* Exercise task *
Show every line below where "Malfunction" can be found.
______
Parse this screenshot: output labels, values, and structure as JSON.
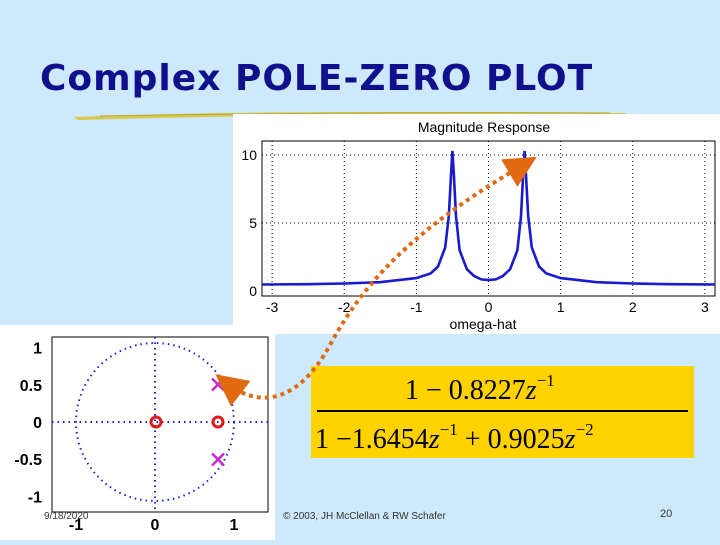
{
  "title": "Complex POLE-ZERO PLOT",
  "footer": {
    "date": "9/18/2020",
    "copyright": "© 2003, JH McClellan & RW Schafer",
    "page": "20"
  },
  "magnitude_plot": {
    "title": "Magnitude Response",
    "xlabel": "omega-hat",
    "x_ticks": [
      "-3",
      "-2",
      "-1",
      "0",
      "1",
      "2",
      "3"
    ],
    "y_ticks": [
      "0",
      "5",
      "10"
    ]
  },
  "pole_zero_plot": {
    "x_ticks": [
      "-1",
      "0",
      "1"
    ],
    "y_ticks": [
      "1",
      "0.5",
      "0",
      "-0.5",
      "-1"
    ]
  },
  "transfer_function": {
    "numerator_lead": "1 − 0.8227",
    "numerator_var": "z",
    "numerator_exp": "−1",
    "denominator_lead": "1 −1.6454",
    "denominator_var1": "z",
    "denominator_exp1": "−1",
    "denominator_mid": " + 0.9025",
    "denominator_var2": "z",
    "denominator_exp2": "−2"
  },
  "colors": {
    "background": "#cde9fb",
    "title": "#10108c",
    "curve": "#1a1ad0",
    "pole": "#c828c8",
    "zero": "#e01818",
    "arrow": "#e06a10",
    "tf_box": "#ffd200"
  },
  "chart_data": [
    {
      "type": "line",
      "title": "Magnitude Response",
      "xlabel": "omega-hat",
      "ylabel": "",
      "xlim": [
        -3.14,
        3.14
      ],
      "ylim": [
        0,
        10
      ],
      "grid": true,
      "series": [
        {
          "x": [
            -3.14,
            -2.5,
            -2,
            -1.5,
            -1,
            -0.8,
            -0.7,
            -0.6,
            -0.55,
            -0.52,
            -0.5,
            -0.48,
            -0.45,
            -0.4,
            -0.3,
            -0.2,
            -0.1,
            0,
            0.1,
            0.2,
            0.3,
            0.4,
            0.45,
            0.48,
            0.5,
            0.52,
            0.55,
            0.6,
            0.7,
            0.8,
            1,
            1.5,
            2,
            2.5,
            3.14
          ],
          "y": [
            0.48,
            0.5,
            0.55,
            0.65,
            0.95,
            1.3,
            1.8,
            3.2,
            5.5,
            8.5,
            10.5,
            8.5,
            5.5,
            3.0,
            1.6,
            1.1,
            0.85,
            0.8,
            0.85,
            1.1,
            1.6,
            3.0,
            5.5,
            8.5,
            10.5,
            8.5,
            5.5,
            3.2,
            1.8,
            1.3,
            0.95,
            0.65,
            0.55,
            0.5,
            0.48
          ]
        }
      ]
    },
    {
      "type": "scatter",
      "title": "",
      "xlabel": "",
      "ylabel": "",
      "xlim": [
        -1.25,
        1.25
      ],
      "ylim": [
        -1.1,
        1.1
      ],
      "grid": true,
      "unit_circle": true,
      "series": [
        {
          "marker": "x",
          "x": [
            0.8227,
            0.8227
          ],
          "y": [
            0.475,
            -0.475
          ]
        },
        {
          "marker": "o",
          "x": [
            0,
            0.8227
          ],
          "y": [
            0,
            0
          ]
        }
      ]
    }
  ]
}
______
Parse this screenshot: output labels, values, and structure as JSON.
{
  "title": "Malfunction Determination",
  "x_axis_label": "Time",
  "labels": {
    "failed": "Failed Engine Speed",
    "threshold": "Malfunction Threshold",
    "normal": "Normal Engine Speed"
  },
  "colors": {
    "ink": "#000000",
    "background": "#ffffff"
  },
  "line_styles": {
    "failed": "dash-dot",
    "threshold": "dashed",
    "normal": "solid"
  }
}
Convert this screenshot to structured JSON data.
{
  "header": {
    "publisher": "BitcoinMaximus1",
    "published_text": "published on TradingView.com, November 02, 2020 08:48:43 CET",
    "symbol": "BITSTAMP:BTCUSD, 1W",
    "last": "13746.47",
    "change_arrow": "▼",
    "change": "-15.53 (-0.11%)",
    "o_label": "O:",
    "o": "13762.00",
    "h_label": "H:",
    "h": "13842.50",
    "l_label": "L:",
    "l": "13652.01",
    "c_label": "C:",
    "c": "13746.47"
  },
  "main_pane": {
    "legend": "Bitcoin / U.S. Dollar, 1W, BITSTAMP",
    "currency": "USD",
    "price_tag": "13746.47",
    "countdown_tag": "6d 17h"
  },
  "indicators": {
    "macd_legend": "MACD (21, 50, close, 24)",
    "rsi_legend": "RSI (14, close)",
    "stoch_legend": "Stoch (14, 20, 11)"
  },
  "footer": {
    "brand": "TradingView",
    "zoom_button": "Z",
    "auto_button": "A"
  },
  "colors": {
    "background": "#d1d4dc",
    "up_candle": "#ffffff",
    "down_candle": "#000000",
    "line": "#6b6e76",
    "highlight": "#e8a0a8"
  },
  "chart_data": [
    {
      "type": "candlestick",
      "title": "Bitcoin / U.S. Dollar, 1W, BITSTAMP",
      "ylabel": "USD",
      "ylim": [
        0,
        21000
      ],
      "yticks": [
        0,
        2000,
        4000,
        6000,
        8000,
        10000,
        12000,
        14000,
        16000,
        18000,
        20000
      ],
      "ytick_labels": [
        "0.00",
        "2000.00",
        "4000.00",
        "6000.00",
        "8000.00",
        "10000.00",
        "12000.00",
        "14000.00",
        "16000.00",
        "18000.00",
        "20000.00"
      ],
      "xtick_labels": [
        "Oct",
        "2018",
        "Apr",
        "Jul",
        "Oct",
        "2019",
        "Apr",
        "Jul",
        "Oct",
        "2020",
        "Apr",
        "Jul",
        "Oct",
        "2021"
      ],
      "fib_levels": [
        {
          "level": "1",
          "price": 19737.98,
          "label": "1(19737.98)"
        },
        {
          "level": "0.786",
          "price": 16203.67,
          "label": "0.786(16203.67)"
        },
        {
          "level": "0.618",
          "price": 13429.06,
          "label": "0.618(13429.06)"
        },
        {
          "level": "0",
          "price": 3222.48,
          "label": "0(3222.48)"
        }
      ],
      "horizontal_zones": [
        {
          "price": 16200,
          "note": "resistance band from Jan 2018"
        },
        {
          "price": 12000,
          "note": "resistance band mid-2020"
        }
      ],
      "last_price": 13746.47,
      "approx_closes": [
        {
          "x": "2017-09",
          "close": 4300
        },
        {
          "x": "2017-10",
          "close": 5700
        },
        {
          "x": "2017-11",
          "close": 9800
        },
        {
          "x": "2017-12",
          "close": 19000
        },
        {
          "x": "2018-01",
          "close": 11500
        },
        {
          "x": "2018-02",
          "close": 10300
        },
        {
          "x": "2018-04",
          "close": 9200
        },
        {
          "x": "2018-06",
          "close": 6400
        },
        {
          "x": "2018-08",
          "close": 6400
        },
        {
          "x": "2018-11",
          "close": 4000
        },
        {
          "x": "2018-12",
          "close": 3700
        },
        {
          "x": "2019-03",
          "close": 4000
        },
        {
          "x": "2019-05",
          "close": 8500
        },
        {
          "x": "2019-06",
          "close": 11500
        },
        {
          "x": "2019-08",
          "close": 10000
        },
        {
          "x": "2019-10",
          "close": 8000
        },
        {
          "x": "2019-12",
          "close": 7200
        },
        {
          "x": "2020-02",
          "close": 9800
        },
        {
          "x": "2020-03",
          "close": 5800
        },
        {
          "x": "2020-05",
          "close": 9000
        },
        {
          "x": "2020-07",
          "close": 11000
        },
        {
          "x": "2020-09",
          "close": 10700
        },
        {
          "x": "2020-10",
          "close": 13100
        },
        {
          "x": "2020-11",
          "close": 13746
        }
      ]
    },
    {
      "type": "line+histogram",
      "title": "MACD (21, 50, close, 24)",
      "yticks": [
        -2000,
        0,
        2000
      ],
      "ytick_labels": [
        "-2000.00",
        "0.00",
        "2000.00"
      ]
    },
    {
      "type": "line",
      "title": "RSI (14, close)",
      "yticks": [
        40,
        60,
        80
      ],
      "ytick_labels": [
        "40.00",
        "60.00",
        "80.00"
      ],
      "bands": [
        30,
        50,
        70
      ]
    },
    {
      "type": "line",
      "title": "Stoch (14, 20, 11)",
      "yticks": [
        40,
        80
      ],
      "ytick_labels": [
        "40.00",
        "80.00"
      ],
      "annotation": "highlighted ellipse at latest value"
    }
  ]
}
______
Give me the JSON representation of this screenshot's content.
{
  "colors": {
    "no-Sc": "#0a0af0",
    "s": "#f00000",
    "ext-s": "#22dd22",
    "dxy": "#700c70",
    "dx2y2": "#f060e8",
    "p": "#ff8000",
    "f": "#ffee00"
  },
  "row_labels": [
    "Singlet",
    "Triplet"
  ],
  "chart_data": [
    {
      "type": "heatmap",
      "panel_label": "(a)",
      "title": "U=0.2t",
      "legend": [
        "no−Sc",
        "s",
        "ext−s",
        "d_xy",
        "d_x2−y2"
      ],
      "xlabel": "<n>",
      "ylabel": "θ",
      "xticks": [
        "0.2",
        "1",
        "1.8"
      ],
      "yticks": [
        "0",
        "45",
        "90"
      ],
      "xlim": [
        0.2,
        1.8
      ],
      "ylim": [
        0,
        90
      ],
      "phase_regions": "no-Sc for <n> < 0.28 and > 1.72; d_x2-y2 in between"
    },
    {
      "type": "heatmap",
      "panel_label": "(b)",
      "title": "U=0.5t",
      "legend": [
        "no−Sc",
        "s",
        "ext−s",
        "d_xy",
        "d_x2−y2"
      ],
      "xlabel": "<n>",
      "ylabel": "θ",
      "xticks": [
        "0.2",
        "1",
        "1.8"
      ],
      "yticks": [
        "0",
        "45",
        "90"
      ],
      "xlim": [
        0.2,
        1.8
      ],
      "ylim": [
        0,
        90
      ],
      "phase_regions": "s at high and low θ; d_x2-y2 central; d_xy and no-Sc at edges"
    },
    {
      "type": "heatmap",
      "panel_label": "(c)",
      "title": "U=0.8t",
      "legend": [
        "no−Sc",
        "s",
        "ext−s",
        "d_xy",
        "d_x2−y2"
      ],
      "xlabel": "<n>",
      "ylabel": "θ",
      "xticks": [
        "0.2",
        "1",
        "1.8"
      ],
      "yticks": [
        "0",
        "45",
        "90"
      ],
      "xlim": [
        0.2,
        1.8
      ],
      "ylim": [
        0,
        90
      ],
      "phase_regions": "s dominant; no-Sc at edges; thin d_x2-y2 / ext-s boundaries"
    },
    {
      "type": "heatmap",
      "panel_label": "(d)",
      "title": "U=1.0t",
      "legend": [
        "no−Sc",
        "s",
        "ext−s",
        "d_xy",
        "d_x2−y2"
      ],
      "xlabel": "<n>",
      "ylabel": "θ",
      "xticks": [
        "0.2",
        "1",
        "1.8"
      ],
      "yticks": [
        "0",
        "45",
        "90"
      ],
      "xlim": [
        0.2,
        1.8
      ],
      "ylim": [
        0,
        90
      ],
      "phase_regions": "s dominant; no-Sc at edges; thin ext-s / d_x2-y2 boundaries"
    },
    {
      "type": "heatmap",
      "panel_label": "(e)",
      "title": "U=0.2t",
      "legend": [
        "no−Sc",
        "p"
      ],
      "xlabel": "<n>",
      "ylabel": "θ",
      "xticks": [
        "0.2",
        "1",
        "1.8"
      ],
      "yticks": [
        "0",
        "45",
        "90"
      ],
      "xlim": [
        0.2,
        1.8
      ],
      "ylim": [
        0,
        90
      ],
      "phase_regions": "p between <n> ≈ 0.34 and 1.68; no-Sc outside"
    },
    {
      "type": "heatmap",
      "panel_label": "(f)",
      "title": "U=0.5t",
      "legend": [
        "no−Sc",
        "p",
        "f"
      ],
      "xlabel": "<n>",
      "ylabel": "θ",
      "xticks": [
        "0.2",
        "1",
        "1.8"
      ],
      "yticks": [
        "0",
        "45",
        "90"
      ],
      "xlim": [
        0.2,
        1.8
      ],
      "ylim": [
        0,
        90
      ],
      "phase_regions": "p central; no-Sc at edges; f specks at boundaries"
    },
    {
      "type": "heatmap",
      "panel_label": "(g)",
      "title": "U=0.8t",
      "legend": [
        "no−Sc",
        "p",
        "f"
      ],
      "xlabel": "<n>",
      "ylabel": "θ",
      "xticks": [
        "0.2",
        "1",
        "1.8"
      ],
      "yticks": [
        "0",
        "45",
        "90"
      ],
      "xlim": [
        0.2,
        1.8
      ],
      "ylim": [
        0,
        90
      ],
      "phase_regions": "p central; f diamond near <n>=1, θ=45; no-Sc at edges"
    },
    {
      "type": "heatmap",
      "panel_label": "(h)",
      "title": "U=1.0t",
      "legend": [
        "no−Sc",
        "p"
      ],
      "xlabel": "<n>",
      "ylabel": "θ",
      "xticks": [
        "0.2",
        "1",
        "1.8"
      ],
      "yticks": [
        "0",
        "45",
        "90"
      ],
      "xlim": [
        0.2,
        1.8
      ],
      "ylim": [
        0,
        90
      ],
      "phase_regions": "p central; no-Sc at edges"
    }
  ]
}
______
* Exercise output *
  "title": "Malfunction Determination",
    "threshold": "Malfunction Threshold",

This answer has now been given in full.